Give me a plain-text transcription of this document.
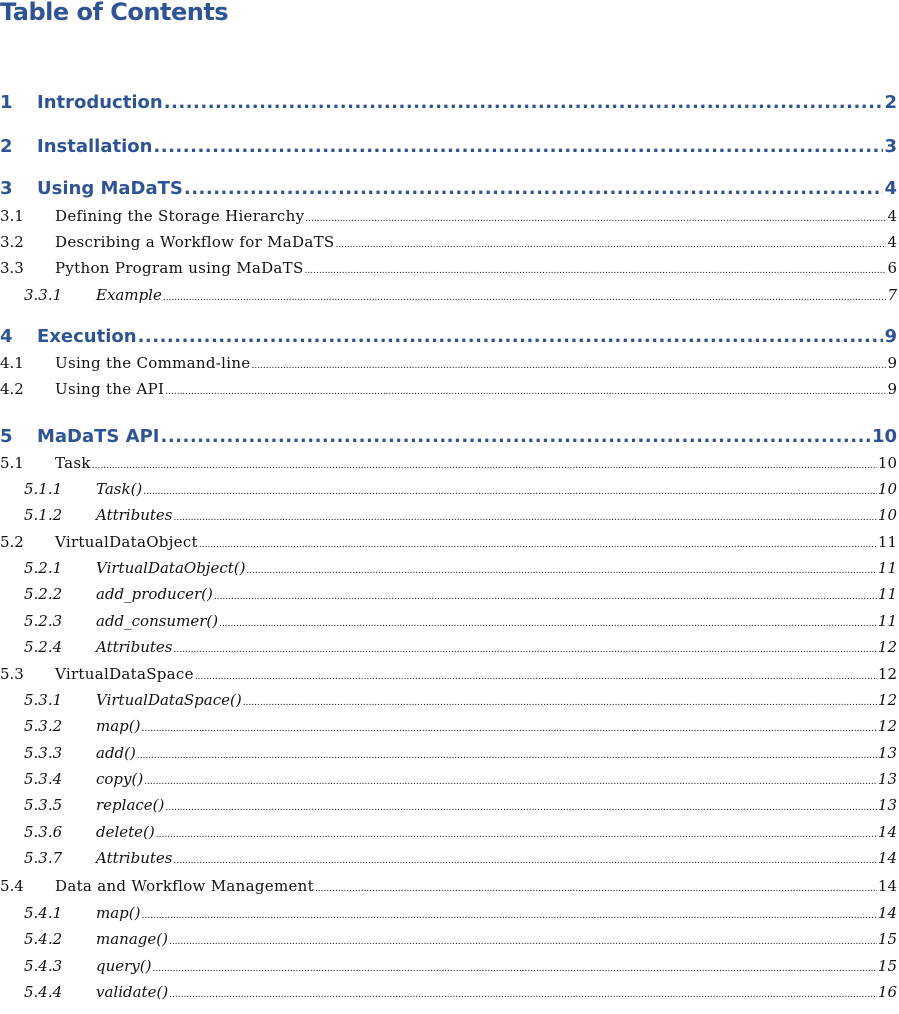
Table of Contents
1	Introduction .....	2
2	Installation .....	3
3	Using MaDaTS .....	4
3.1	Defining the Storage Hierarchy .....	4
3.2	Describing a Workflow for MaDaTS .....	4
3.3	Python Program using MaDaTS .....	6
3.3.1	Example .....	7
4	Execution .....	9
4.1	Using the Command-line .....	9
4.2	Using the API .....	9
5	MaDaTS API .....	10
5.1	Task .....	10
5.1.1	Task() .....	10
5.1.2	Attributes .....	10
5.2	VirtualDataObject .....	11
5.2.1	VirtualDataObject() .....	11
5.2.2	add_producer() .....	11
5.2.3	add_consumer() .....	11
5.2.4	Attributes .....	12
5.3	VirtualDataSpace .....	12
5.3.1	VirtualDataSpace() .....	12
5.3.2	map() .....	12
5.3.3	add() .....	13
5.3.4	copy() .....	13
5.3.5	replace() .....	13
5.3.6	delete() .....	14
5.3.7	Attributes .....	14
5.4	Data and Workflow Management .....	14
5.4.1	map() .....	14
5.4.2	manage() .....	15
5.4.3	query() .....	15
5.4.4	validate() .....	16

++++++++++++++++++++

• _TASK DIRECTIONS_:
Gather from the records above every line containing the string "VirtualDataSpace".

• _RESULT FOR THIS TASK_:
5.3	VirtualDataSpace .....	12
5.3.1	VirtualDataSpace() .....	12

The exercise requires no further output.